▶ [PROBLEM DESCRIPTION]: Can you retype every record below exactly as written?

⟨

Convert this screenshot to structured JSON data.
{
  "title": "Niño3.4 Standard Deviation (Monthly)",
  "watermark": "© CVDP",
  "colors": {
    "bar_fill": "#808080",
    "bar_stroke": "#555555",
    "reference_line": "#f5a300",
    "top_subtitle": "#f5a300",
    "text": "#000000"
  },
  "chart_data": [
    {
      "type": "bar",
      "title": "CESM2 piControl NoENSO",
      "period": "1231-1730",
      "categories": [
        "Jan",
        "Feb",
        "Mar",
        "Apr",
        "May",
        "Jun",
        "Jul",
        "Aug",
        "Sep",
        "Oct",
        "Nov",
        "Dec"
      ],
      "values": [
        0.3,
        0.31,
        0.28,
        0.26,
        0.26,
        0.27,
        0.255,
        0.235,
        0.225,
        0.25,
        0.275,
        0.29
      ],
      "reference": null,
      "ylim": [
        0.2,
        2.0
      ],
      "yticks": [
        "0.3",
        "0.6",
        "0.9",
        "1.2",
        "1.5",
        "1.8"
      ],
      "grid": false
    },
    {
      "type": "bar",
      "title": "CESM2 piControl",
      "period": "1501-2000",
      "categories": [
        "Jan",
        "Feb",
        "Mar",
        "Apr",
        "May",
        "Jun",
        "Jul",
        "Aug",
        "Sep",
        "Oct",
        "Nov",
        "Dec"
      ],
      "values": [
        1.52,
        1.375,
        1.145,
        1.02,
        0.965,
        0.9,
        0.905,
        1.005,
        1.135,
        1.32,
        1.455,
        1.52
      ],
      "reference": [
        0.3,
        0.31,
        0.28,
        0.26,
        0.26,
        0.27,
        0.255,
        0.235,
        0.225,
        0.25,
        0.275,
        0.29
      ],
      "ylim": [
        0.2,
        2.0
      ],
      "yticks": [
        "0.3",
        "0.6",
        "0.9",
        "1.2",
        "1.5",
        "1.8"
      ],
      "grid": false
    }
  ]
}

⟩

▶ [EXPECTED ANSWER]:
Convert this screenshot to structured JSON data.
{
  "title": "Niño3.4 Standard Deviation (Monthly)",
  "watermark": "© CVDP",
  "colors": {
    "bar_fill": "#808080",
    "bar_stroke": "#555555",
    "reference_line": "#f5a300",
    "top_subtitle": "#f5a300",
    "text": "#000000"
  },
  "chart_data": [
    {
      "type": "bar",
      "title": "CESM2 piControl NoENSO",
      "period": "1231-1730",
      "categories": [
        "Jan",
        "Feb",
        "Mar",
        "Apr",
        "May",
        "Jun",
        "Jul",
        "Aug",
        "Sep",
        "Oct",
        "Nov",
        "Dec"
      ],
      "values": [
        0.3,
        0.31,
        0.28,
        0.26,
        0.26,
        0.27,
        0.255,
        0.235,
        0.225,
        0.25,
        0.275,
        0.29
      ],
      "reference": null,
      "ylim": [
        0.2,
        2.0
      ],
      "yticks": [
        "0.3",
        "0.6",
        "0.9",
        "1.2",
        "1.5",
        "1.8"
      ],
      "grid": false
    },
    {
      "type": "bar",
      "title": "CESM2 piControl",
      "period": "1501-2000",
      "categories": [
        "Jan",
        "Feb",
        "Mar",
        "Apr",
        "May",
        "Jun",
        "Jul",
        "Aug",
        "Sep",
        "Oct",
        "Nov",
        "Dec"
      ],
      "values": [
        1.52,
        1.375,
        1.145,
        1.02,
        0.965,
        0.9,
        0.905,
        1.005,
        1.135,
        1.32,
        1.455,
        1.52
      ],
      "reference": [
        0.3,
        0.31,
        0.28,
        0.26,
        0.26,
        0.27,
        0.255,
        0.235,
        0.225,
        0.25,
        0.275,
        0.29
      ],
      "ylim": [
        0.2,
        2.0
      ],
      "yticks": [
        "0.3",
        "0.6",
        "0.9",
        "1.2",
        "1.5",
        "1.8"
      ],
      "grid": false
    }
  ]
}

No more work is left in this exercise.